● WORK INSTRUCTIONS
Each line that holds the word "height" is to be identified and copied.

● INPUT RECORDS
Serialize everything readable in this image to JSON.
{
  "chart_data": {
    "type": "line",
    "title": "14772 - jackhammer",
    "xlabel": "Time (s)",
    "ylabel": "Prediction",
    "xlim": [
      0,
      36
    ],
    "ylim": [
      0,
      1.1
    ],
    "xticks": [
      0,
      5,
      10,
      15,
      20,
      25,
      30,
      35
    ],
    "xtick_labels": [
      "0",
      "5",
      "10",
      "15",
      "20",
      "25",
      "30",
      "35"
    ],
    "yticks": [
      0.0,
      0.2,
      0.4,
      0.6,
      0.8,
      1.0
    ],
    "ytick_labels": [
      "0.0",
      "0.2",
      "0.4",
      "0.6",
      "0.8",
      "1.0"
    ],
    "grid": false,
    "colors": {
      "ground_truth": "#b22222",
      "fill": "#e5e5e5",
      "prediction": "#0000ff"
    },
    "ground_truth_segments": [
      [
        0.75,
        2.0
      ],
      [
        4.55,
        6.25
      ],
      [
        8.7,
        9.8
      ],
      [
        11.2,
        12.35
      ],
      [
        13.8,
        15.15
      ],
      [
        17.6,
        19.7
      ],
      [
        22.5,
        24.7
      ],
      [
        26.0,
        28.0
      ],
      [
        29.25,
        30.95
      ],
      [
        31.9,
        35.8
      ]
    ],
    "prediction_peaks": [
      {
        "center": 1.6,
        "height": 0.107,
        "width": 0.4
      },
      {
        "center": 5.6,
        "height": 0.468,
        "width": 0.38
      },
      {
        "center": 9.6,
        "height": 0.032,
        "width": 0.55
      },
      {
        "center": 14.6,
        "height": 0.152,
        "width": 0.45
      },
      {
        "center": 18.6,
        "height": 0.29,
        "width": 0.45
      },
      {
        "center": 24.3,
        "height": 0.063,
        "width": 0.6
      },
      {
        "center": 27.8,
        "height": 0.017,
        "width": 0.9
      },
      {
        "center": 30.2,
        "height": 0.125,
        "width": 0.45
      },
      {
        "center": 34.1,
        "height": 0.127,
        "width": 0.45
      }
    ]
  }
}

● EXERCISE SOLUTION
        "height": 0.107,
        "height": 0.468,
        "height": 0.032,
        "height": 0.152,
        "height": 0.29,
        "height": 0.063,
        "height": 0.017,
        "height": 0.125,
        "height": 0.127,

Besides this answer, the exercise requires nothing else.